Make a verbatim copy of the entries below; pictures stay out.
==============================
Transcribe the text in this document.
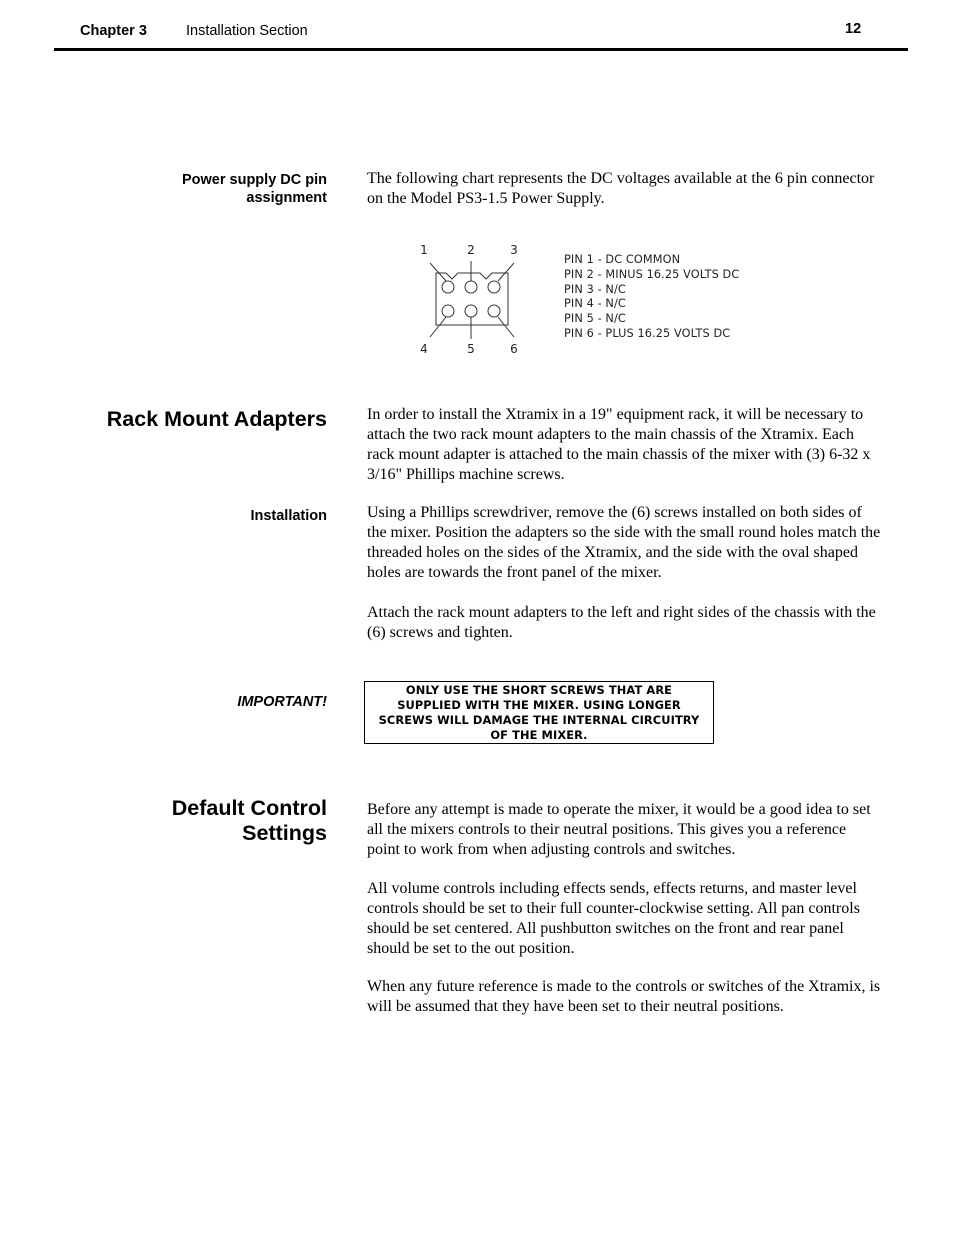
Chapter 3	Installation Section	12
Power supply DC pin assignment
The following chart represents the DC voltages available at the 6 pin connector on the Model PS3-1.5 Power Supply.
1	2	3
4	5	6
PIN 1 - DC COMMON
PIN 2 - MINUS 16.25 VOLTS DC
PIN 3 - N/C
PIN 4 - N/C
PIN 5 - N/C
PIN 6 - PLUS 16.25 VOLTS DC
Rack Mount Adapters	In order to install the Xtramix in a 19" equipment rack, it will be necessary to attach the two rack mount adapters to the main chassis of the Xtramix. Each rack mount adapter is attached to the main chassis of the mixer with (3) 6-32 x 3/16" Phillips machine screws.
Installation	Using a Phillips screwdriver, remove the (6) screws installed on both sides of the mixer. Position the adapters so the side with the small round holes match the threaded holes on the sides of the Xtramix, and the side with the oval shaped holes are towards the front panel of the mixer.
Attach the rack mount adapters to the left and right sides of the chassis with the (6) screws and tighten.
IMPORTANT!
ONLY USE THE SHORT SCREWS THAT ARE SUPPLIED WITH THE MIXER. USING LONGER SCREWS WILL DAMAGE THE INTERNAL CIRCUITRY OF THE MIXER.
Default Control Settings
Before any attempt is made to operate the mixer, it would be a good idea to set all the mixers controls to their neutral positions. This gives you a reference point to work from when adjusting controls and switches.
All volume controls including effects sends, effects returns, and master level controls should be set to their full counter-clockwise setting. All pan controls should be set centered. All pushbutton switches on the front and rear panel should be set to the out position.
When any future reference is made to the controls or switches of the Xtramix, is will be assumed that they have been set to their neutral positions.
==============================
### FULL ANSWER
Transcribe the text in this document.
Chapter 3	Installation Section	12
Power supply DC pin assignment
The following chart represents the DC voltages available at the 6 pin connector on the Model PS3-1.5 Power Supply.
1	2	3
4	5	6
PIN 1 - DC COMMON
PIN 2 - MINUS 16.25 VOLTS DC
PIN 3 - N/C
PIN 4 - N/C
PIN 5 - N/C
PIN 6 - PLUS 16.25 VOLTS DC
Rack Mount Adapters	In order to install the Xtramix in a 19" equipment rack, it will be necessary to attach the two rack mount adapters to the main chassis of the Xtramix. Each rack mount adapter is attached to the main chassis of the mixer with (3) 6-32 x 3/16" Phillips machine screws.
Installation	Using a Phillips screwdriver, remove the (6) screws installed on both sides of the mixer. Position the adapters so the side with the small round holes match the threaded holes on the sides of the Xtramix, and the side with the oval shaped holes are towards the front panel of the mixer.
Attach the rack mount adapters to the left and right sides of the chassis with the (6) screws and tighten.
IMPORTANT!
ONLY USE THE SHORT SCREWS THAT ARE SUPPLIED WITH THE MIXER. USING LONGER SCREWS WILL DAMAGE THE INTERNAL CIRCUITRY OF THE MIXER.
Default Control Settings
Before any attempt is made to operate the mixer, it would be a good idea to set all the mixers controls to their neutral positions. This gives you a reference point to work from when adjusting controls and switches.
All volume controls including effects sends, effects returns, and master level controls should be set to their full counter-clockwise setting. All pan controls should be set centered. All pushbutton switches on the front and rear panel should be set to the out position.
When any future reference is made to the controls or switches of the Xtramix, is will be assumed that they have been set to their neutral positions.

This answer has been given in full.